(Collected data)
◇ ◇ ◇ ◇
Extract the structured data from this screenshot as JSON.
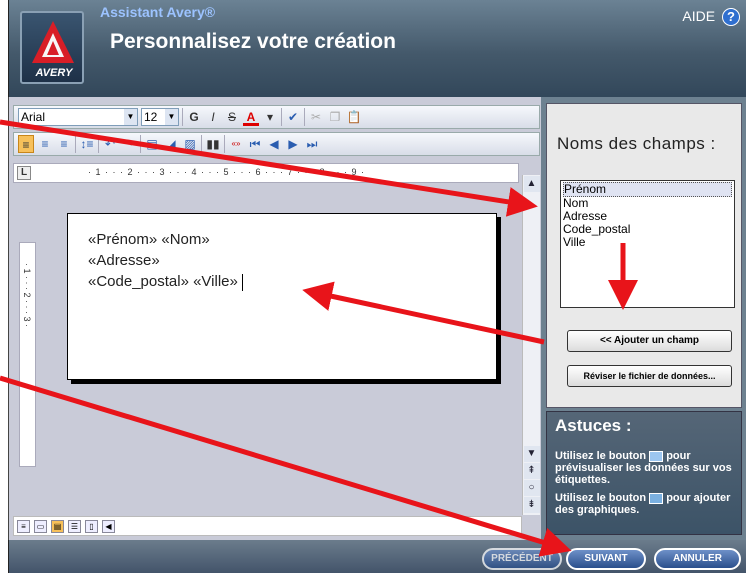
{
  "header": {
    "assistant": "Assistant Avery®",
    "title": "Personnalisez votre création",
    "help": "AIDE",
    "help_icon": "?",
    "logo_text": "AVERY"
  },
  "toolbar": {
    "font": "Arial",
    "size": "12",
    "bold": "G",
    "italic": "I",
    "strike": "S",
    "font_color": "A",
    "row2_icons": [
      "align-left-icon",
      "align-center-icon",
      "align-right-icon",
      "line-spacing-icon",
      "undo-icon",
      "redo-icon",
      "text-box-icon",
      "paint-icon",
      "image-icon",
      "barcode-icon",
      "merge-field-icon",
      "first-record-icon",
      "prev-record-icon",
      "next-record-icon",
      "last-record-icon"
    ]
  },
  "ruler": {
    "corner": "L",
    "scale": "· 1 · · · 2 · · · 3 · · · 4 · · · 5 · · · 6 · · · 7 · · · 8 · · · 9 ·",
    "vertical": "· 1 · · · 2 · · · 3 ·"
  },
  "document": {
    "lines": [
      "«Prénom» «Nom»",
      "«Adresse»",
      "«Code_postal»  «Ville»"
    ]
  },
  "side": {
    "fields_title": "Noms des champs :",
    "fields": [
      "Prénom",
      "Nom",
      "Adresse",
      "Code_postal",
      "Ville"
    ],
    "selected_field": "Prénom",
    "add_field_button": "<< Ajouter un champ",
    "review_button": "Réviser le fichier de données...",
    "tips_title": "Astuces :",
    "tip1_a": "Utilisez le bouton",
    "tip1_b": "pour prévisualiser les données sur vos étiquettes.",
    "tip2_a": "Utilisez le bouton",
    "tip2_b": "pour ajouter des graphiques."
  },
  "footer": {
    "previous": "PRÉCÉDENT",
    "next": "SUIVANT",
    "cancel": "ANNULER"
  },
  "colors": {
    "header_bg": "#44596b",
    "side_bg": "#6d8190",
    "annotation_arrow": "#e8141a",
    "nav_button": "#2a4f8c"
  }
}
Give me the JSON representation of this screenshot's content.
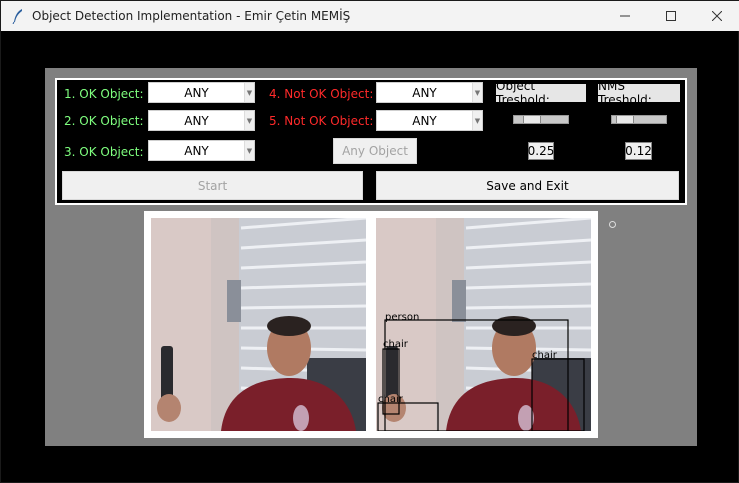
◇ ◇ ◇ ◇
## Short task
Repeat verbatim all the material, but not the pictures.

## Output
Extract the structured data from this screenshot as JSON.
{
  "header": {
    "assistant": "Assistant Avery®",
    "title": "Personnalisez votre création",
    "help": "AIDE",
    "help_icon": "?",
    "logo_text": "AVERY"
  },
  "toolbar": {
    "font": "Arial",
    "size": "12",
    "bold": "G",
    "italic": "I",
    "strike": "S",
    "font_color": "A",
    "row2_icons": [
      "align-left-icon",
      "align-center-icon",
      "align-right-icon",
      "line-spacing-icon",
      "undo-icon",
      "redo-icon",
      "text-box-icon",
      "paint-icon",
      "image-icon",
      "barcode-icon",
      "merge-field-icon",
      "first-record-icon",
      "prev-record-icon",
      "next-record-icon",
      "last-record-icon"
    ]
  },
  "ruler": {
    "corner": "L",
    "scale": "· 1 · · · 2 · · · 3 · · · 4 · · · 5 · · · 6 · · · 7 · · · 8 · · · 9 ·",
    "vertical": "· 1 · · · 2 · · · 3 ·"
  },
  "document": {
    "lines": [
      "«Prénom» «Nom»",
      "«Adresse»",
      "«Code_postal»  «Ville»"
    ]
  },
  "side": {
    "fields_title": "Noms des champs :",
    "fields": [
      "Prénom",
      "Nom",
      "Adresse",
      "Code_postal",
      "Ville"
    ],
    "selected_field": "Prénom",
    "add_field_button": "<< Ajouter un champ",
    "review_button": "Réviser le fichier de données...",
    "tips_title": "Astuces :",
    "tip1_a": "Utilisez le bouton",
    "tip1_b": "pour prévisualiser les données sur vos étiquettes.",
    "tip2_a": "Utilisez le bouton",
    "tip2_b": "pour ajouter des graphiques."
  },
  "footer": {
    "previous": "PRÉCÉDENT",
    "next": "SUIVANT",
    "cancel": "ANNULER"
  },
  "colors": {
    "header_bg": "#44596b",
    "side_bg": "#6d8190",
    "annotation_arrow": "#e8141a",
    "nav_button": "#2a4f8c"
  }
}
Give me the JSON representation of this screenshot's content.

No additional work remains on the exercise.